_DATA EXTRACT_.
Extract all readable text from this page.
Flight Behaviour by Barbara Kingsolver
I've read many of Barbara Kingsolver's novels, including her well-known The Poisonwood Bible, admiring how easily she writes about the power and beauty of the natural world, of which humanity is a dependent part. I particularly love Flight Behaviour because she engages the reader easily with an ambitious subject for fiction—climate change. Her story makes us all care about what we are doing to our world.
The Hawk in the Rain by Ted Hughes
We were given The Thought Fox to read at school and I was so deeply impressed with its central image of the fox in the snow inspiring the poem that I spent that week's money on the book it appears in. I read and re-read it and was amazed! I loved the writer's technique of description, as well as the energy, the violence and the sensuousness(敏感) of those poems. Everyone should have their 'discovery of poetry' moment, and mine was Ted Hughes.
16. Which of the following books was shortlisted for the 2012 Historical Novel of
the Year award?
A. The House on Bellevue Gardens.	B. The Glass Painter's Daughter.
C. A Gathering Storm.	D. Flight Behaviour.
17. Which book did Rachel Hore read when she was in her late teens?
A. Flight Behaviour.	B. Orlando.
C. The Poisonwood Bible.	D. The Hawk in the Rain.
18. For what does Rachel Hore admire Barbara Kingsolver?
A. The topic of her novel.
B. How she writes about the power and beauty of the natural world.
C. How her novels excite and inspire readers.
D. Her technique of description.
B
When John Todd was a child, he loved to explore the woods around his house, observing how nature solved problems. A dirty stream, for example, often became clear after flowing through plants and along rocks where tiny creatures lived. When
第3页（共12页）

_DIRECTIONS_.
Produce an exact copy of every entry above.

_RIGHT ANSWER_.
Extract all readable text from this page.
Flight Behaviour by Barbara Kingsolver
I've read many of Barbara Kingsolver's novels, including her well-known The Poisonwood Bible, admiring how easily she writes about the power and beauty of the natural world, of which humanity is a dependent part. I particularly love Flight Behaviour because she engages the reader easily with an ambitious subject for fiction—climate change. Her story makes us all care about what we are doing to our world.
The Hawk in the Rain by Ted Hughes
We were given The Thought Fox to read at school and I was so deeply impressed with its central image of the fox in the snow inspiring the poem that I spent that week's money on the book it appears in. I read and re-read it and was amazed! I loved the writer's technique of description, as well as the energy, the violence and the sensuousness(敏感) of those poems. Everyone should have their 'discovery of poetry' moment, and mine was Ted Hughes.
16. Which of the following books was shortlisted for the 2012 Historical Novel of
the Year award?
A. The House on Bellevue Gardens.	B. The Glass Painter's Daughter.
C. A Gathering Storm.	D. Flight Behaviour.
17. Which book did Rachel Hore read when she was in her late teens?
A. Flight Behaviour.	B. Orlando.
C. The Poisonwood Bible.	D. The Hawk in the Rain.
18. For what does Rachel Hore admire Barbara Kingsolver?
A. The topic of her novel.
B. How she writes about the power and beauty of the natural world.
C. How her novels excite and inspire readers.
D. Her technique of description.
B
When John Todd was a child, he loved to explore the woods around his house, observing how nature solved problems. A dirty stream, for example, often became clear after flowing through plants and along rocks where tiny creatures lived. When
第3页（共12页）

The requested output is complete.